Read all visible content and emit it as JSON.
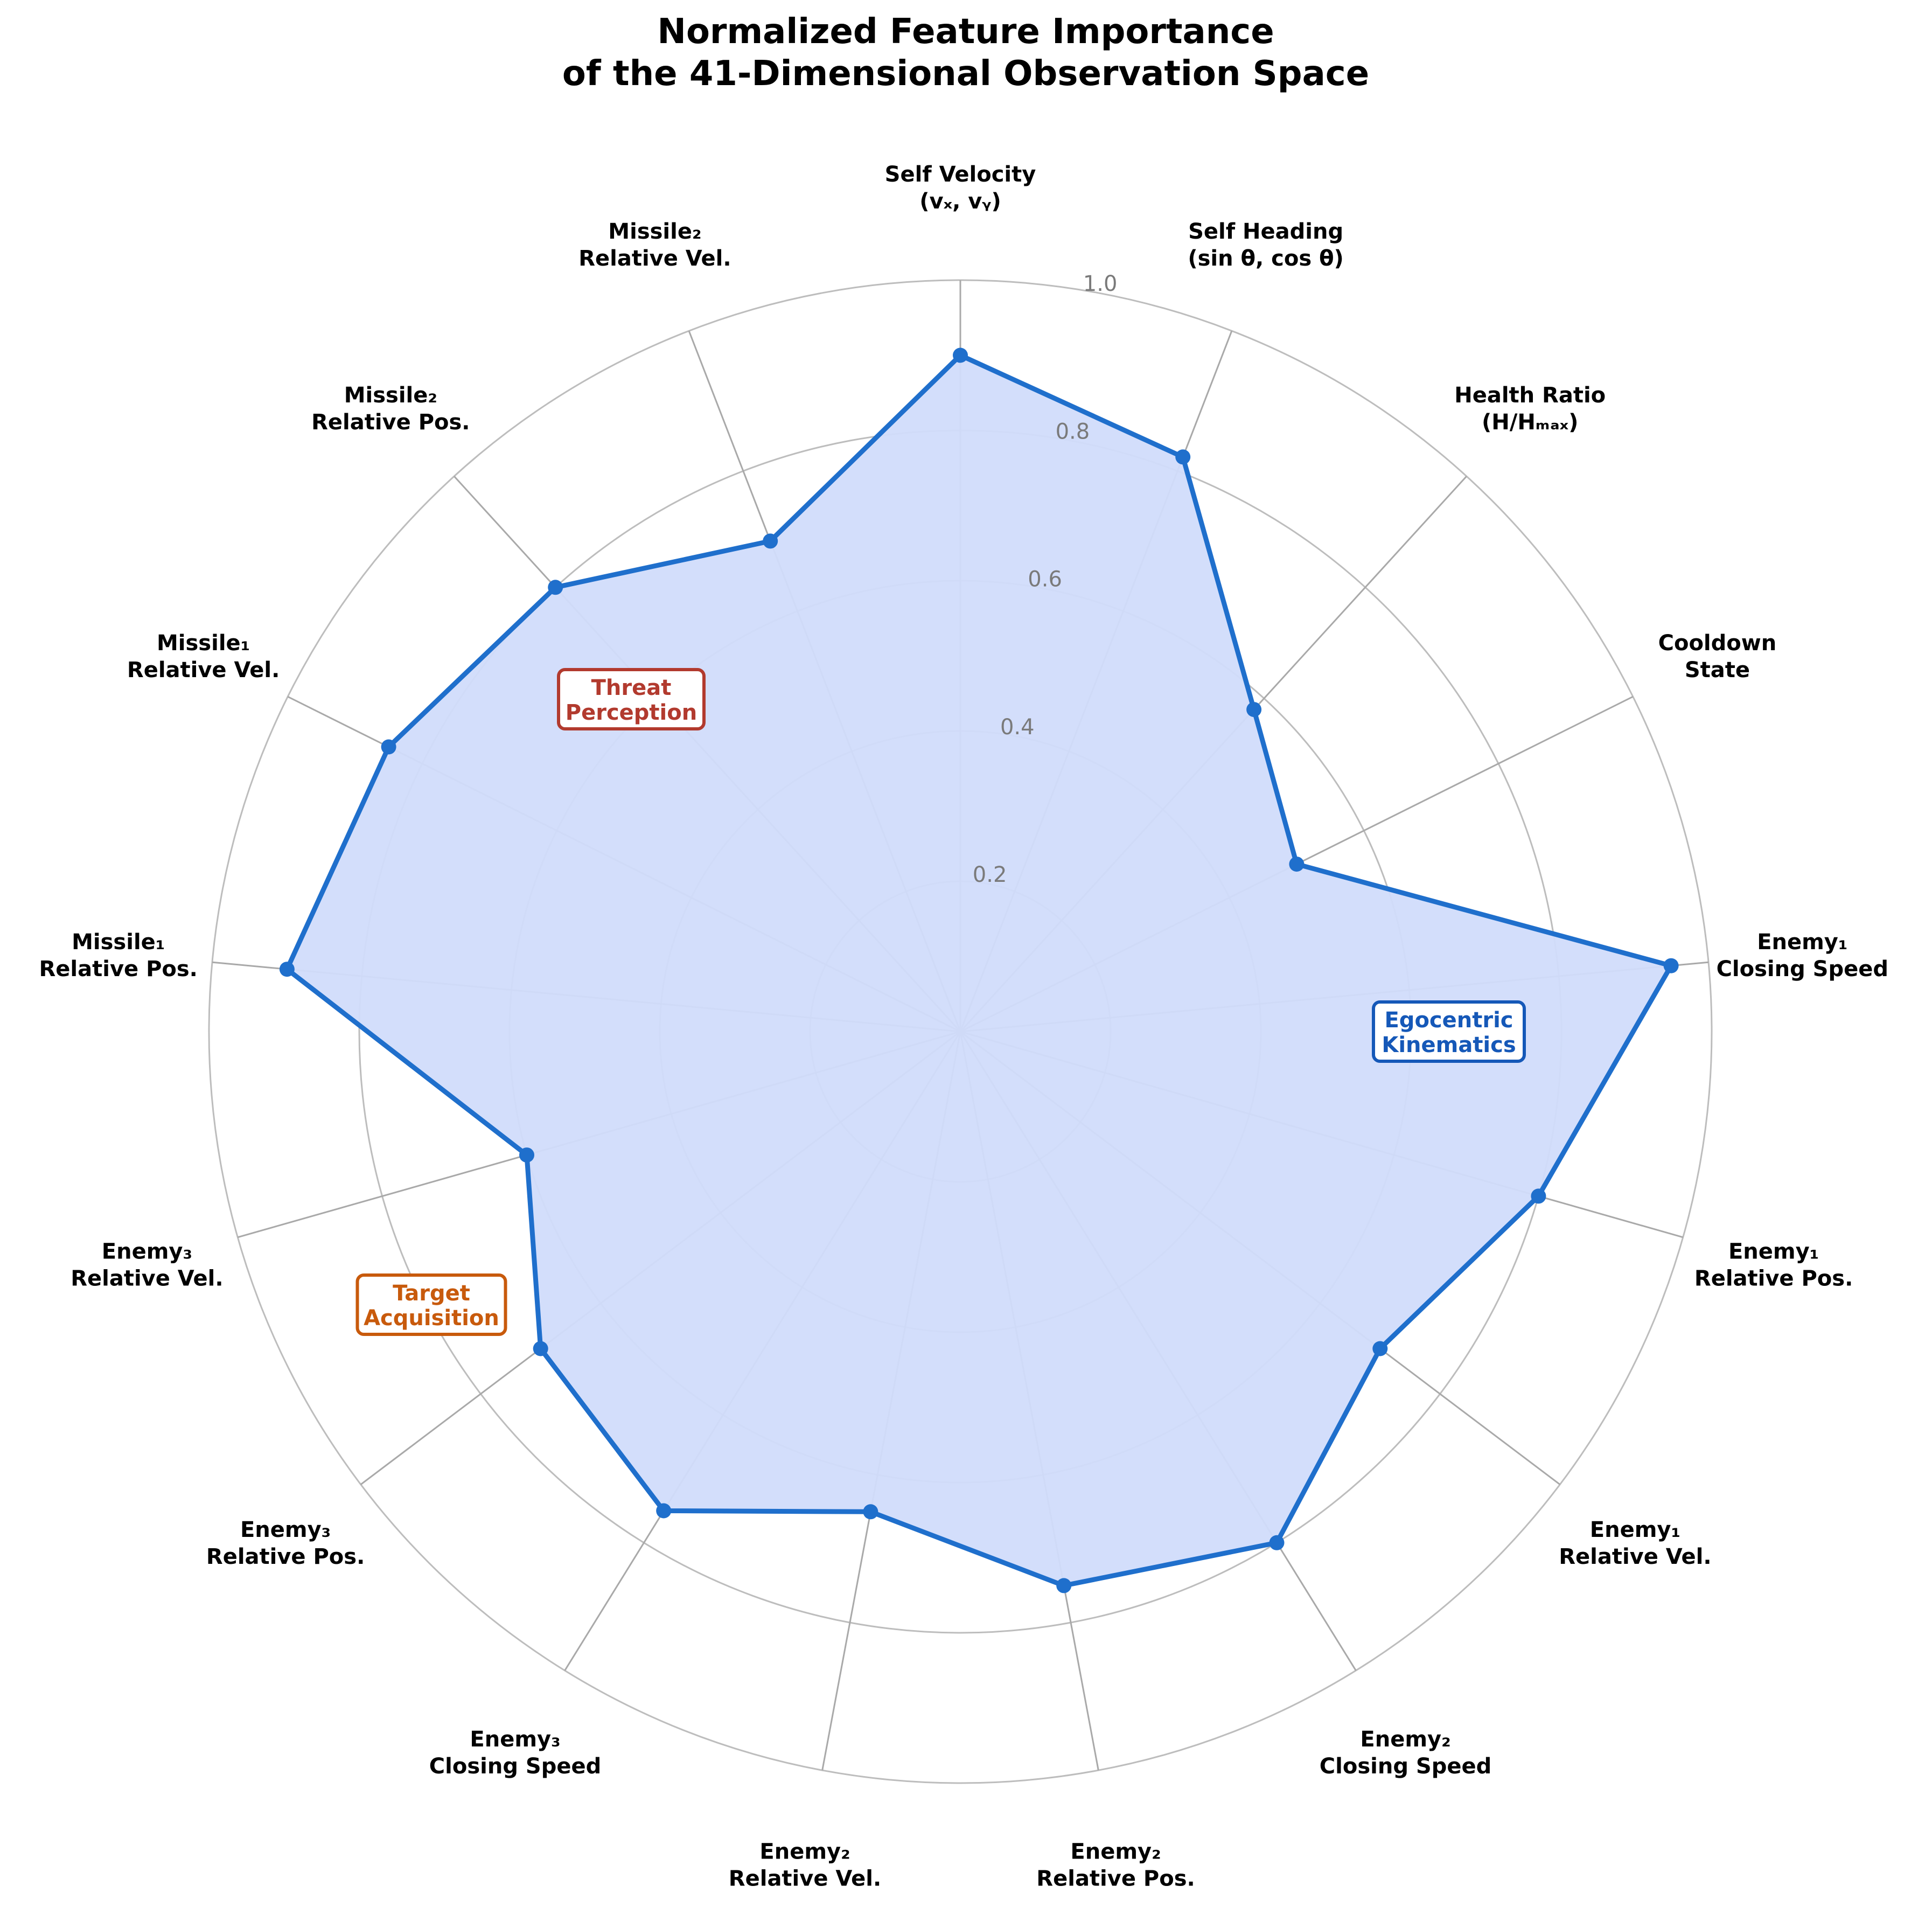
{
  "chart_data": {
    "type": "radar",
    "title": [
      "Normalized Feature Importance",
      "of the 41-Dimensional Observation Space"
    ],
    "rlim": [
      0,
      1.0
    ],
    "rticks": [
      "0.2",
      "0.4",
      "0.6",
      "0.8",
      "1.0"
    ],
    "rtick_values": [
      0.2,
      0.4,
      0.6,
      0.8,
      1.0
    ],
    "grid": true,
    "categories": [
      {
        "line1": "Self Velocity",
        "line2": "(vₓ, vᵧ)",
        "value": 0.9
      },
      {
        "line1": "Self Heading",
        "line2": "(sin θ, cos θ)",
        "value": 0.82
      },
      {
        "line1": "Health Ratio",
        "line2": "(H/Hₘₐₓ)",
        "value": 0.58
      },
      {
        "line1": "Cooldown",
        "line2": "State",
        "value": 0.5
      },
      {
        "line1": "Enemy₁",
        "line2": "Closing Speed",
        "value": 0.95
      },
      {
        "line1": "Enemy₁",
        "line2": "Relative Pos.",
        "value": 0.8
      },
      {
        "line1": "Enemy₁",
        "line2": "Relative Vel.",
        "value": 0.7
      },
      {
        "line1": "Enemy₂",
        "line2": "Closing Speed",
        "value": 0.8
      },
      {
        "line1": "Enemy₂",
        "line2": "Relative Pos.",
        "value": 0.75
      },
      {
        "line1": "Enemy₂",
        "line2": "Relative Vel.",
        "value": 0.65
      },
      {
        "line1": "Enemy₃",
        "line2": "Closing Speed",
        "value": 0.75
      },
      {
        "line1": "Enemy₃",
        "line2": "Relative Pos.",
        "value": 0.7
      },
      {
        "line1": "Enemy₃",
        "line2": "Relative Vel.",
        "value": 0.6
      },
      {
        "line1": "Missile₁",
        "line2": "Relative Pos.",
        "value": 0.9
      },
      {
        "line1": "Missile₁",
        "line2": "Relative Vel.",
        "value": 0.85
      },
      {
        "line1": "Missile₂",
        "line2": "Relative Pos.",
        "value": 0.8
      },
      {
        "line1": "Missile₂",
        "line2": "Relative Vel.",
        "value": 0.7
      }
    ],
    "series_color": "#1f6fcc",
    "fill_color": "#d1dcfb",
    "annotations": [
      {
        "text": [
          "Threat",
          "Perception"
        ],
        "color": "#b23a2e"
      },
      {
        "text": [
          "Egocentric",
          "Kinematics"
        ],
        "color": "#1558b8"
      },
      {
        "text": [
          "Target",
          "Acquisition"
        ],
        "color": "#c85a0c"
      }
    ]
  }
}
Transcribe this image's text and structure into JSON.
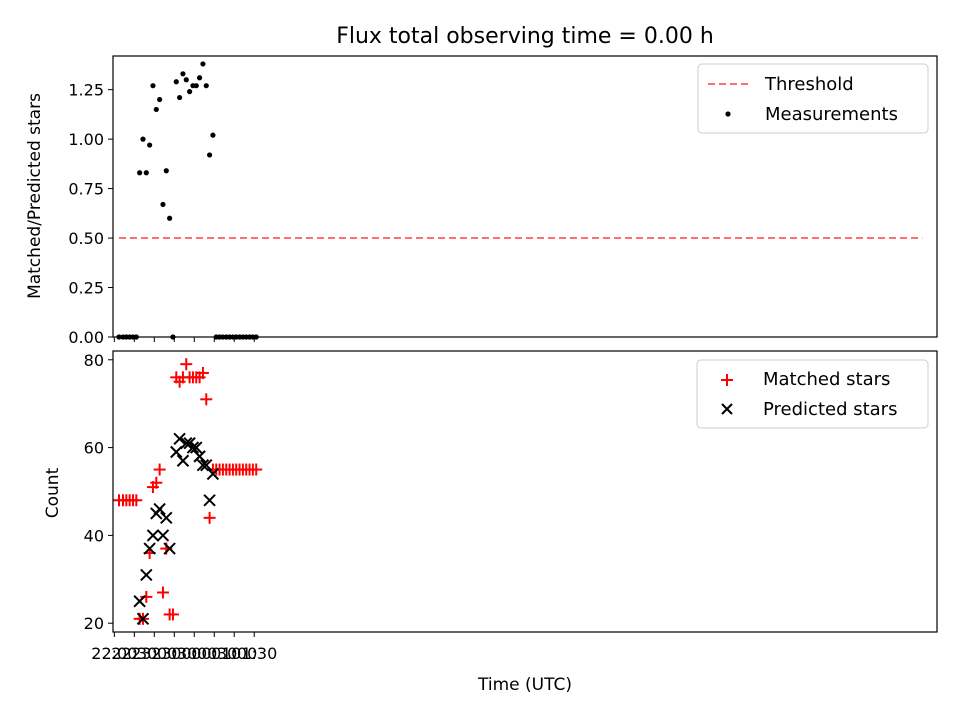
{
  "chart_data": [
    {
      "type": "scatter",
      "title": "Flux total observing time = 0.00 h",
      "xlabel": "",
      "ylabel": "Matched/Predicted stars",
      "ylim": [
        0,
        1.42
      ],
      "yticks": [
        "0.00",
        "0.25",
        "0.50",
        "0.75",
        "1.00",
        "1.25"
      ],
      "xlim_minutes": [
        -2,
        1235
      ],
      "legend_position": "top-right",
      "threshold": {
        "name": "Threshold",
        "value": 0.5,
        "x_from": 7,
        "x_to": 1213,
        "color": "#ff6f6f"
      },
      "series": [
        {
          "name": "Measurements",
          "color": "#000000",
          "marker": "dot",
          "points": [
            [
              "22:07",
              0
            ],
            [
              "22:13",
              0
            ],
            [
              "22:18",
              0
            ],
            [
              "22:23",
              0
            ],
            [
              "22:28",
              0
            ],
            [
              "22:33",
              0
            ],
            [
              "22:38",
              0.83
            ],
            [
              "22:43",
              1.0
            ],
            [
              "22:48",
              0.83
            ],
            [
              "22:53",
              0.97
            ],
            [
              "22:58",
              1.27
            ],
            [
              "23:03",
              1.15
            ],
            [
              "23:08",
              1.2
            ],
            [
              "23:13",
              0.67
            ],
            [
              "23:18",
              0.84
            ],
            [
              "23:23",
              0.6
            ],
            [
              "23:28",
              0
            ],
            [
              "23:33",
              1.29
            ],
            [
              "23:38",
              1.21
            ],
            [
              "23:43",
              1.33
            ],
            [
              "23:48",
              1.3
            ],
            [
              "23:53",
              1.24
            ],
            [
              "23:58",
              1.27
            ],
            [
              "00:03",
              1.27
            ],
            [
              "00:08",
              1.31
            ],
            [
              "00:13",
              1.38
            ],
            [
              "00:18",
              1.27
            ],
            [
              "00:23",
              0.92
            ],
            [
              "00:28",
              1.02
            ],
            [
              "00:33",
              0
            ],
            [
              "00:38",
              0
            ],
            [
              "00:43",
              0
            ],
            [
              "00:48",
              0
            ],
            [
              "00:53",
              0
            ],
            [
              "00:58",
              0
            ],
            [
              "01:03",
              0
            ],
            [
              "01:08",
              0
            ],
            [
              "01:13",
              0
            ],
            [
              "01:18",
              0
            ],
            [
              "01:23",
              0
            ],
            [
              "01:28",
              0
            ],
            [
              "01:33",
              0
            ]
          ]
        }
      ]
    },
    {
      "type": "scatter",
      "title": "",
      "xlabel": "Time (UTC)",
      "ylabel": "Count",
      "ylim": [
        18,
        82
      ],
      "yticks": [
        "20",
        "40",
        "60",
        "80"
      ],
      "xticks": [
        "22:00",
        "22:30",
        "23:00",
        "23:30",
        "00:00",
        "00:30",
        "01:00",
        "01:30"
      ],
      "xlim_minutes": [
        -2,
        1235
      ],
      "legend_position": "top-right",
      "series": [
        {
          "name": "Matched stars",
          "color": "#ff0000",
          "marker": "plus",
          "points": [
            [
              "22:07",
              48
            ],
            [
              "22:13",
              48
            ],
            [
              "22:18",
              48
            ],
            [
              "22:23",
              48
            ],
            [
              "22:28",
              48
            ],
            [
              "22:33",
              48
            ],
            [
              "22:38",
              21
            ],
            [
              "22:43",
              21
            ],
            [
              "22:48",
              26
            ],
            [
              "22:53",
              36
            ],
            [
              "22:58",
              51
            ],
            [
              "23:03",
              52
            ],
            [
              "23:08",
              55
            ],
            [
              "23:13",
              27
            ],
            [
              "23:18",
              37
            ],
            [
              "23:23",
              22
            ],
            [
              "23:28",
              22
            ],
            [
              "23:33",
              76
            ],
            [
              "23:38",
              75
            ],
            [
              "23:43",
              76
            ],
            [
              "23:48",
              79
            ],
            [
              "23:53",
              76
            ],
            [
              "23:58",
              76
            ],
            [
              "00:03",
              76
            ],
            [
              "00:08",
              76
            ],
            [
              "00:13",
              77
            ],
            [
              "00:18",
              71
            ],
            [
              "00:23",
              44
            ],
            [
              "00:28",
              55
            ],
            [
              "00:33",
              55
            ],
            [
              "00:38",
              55
            ],
            [
              "00:43",
              55
            ],
            [
              "00:48",
              55
            ],
            [
              "00:53",
              55
            ],
            [
              "00:58",
              55
            ],
            [
              "01:03",
              55
            ],
            [
              "01:08",
              55
            ],
            [
              "01:13",
              55
            ],
            [
              "01:18",
              55
            ],
            [
              "01:23",
              55
            ],
            [
              "01:28",
              55
            ],
            [
              "01:33",
              55
            ]
          ]
        },
        {
          "name": "Predicted stars",
          "color": "#000000",
          "marker": "x",
          "points": [
            [
              "22:38",
              25
            ],
            [
              "22:43",
              21
            ],
            [
              "22:48",
              31
            ],
            [
              "22:53",
              37
            ],
            [
              "22:58",
              40
            ],
            [
              "23:03",
              45
            ],
            [
              "23:08",
              46
            ],
            [
              "23:13",
              40
            ],
            [
              "23:18",
              44
            ],
            [
              "23:23",
              37
            ],
            [
              "23:33",
              59
            ],
            [
              "23:38",
              62
            ],
            [
              "23:43",
              57
            ],
            [
              "23:48",
              61
            ],
            [
              "23:53",
              61
            ],
            [
              "23:58",
              60
            ],
            [
              "00:03",
              60
            ],
            [
              "00:08",
              58
            ],
            [
              "00:13",
              56
            ],
            [
              "00:18",
              56
            ],
            [
              "00:23",
              48
            ],
            [
              "00:28",
              54
            ]
          ]
        }
      ]
    }
  ]
}
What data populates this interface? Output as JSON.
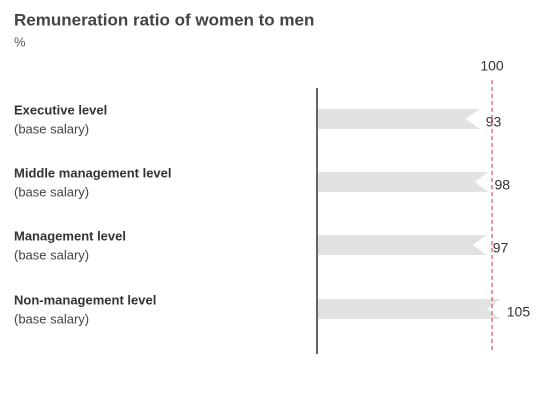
{
  "chart_data": {
    "type": "bar",
    "orientation": "horizontal",
    "title": "Remuneration ratio of women to men",
    "subtitle": "%",
    "categories": [
      "Executive level",
      "Middle management level",
      "Management level",
      "Non-management level"
    ],
    "category_notes": [
      "(base salary)",
      "(base salary)",
      "(base salary)",
      "(base salary)"
    ],
    "values": [
      93,
      98,
      97,
      105
    ],
    "color": "#e2e2e2",
    "xlim": [
      0,
      110
    ],
    "reference_line": {
      "value": 100,
      "label": "100",
      "color": "#d9534f"
    }
  }
}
※ ※ ※
# [YOUR GOAL]
Retype exactly the lines above, starting at the line containing "What data populates" and ending with the last line, both included; leave out the pictures.

# [FINAL ANSWER]
What data populates this interface? Output as JSON.
{
  "chart_data": {
    "type": "bar",
    "orientation": "horizontal",
    "title": "Remuneration ratio of women to men",
    "subtitle": "%",
    "categories": [
      "Executive level",
      "Middle management level",
      "Management level",
      "Non-management level"
    ],
    "category_notes": [
      "(base salary)",
      "(base salary)",
      "(base salary)",
      "(base salary)"
    ],
    "values": [
      93,
      98,
      97,
      105
    ],
    "color": "#e2e2e2",
    "xlim": [
      0,
      110
    ],
    "reference_line": {
      "value": 100,
      "label": "100",
      "color": "#d9534f"
    }
  }
}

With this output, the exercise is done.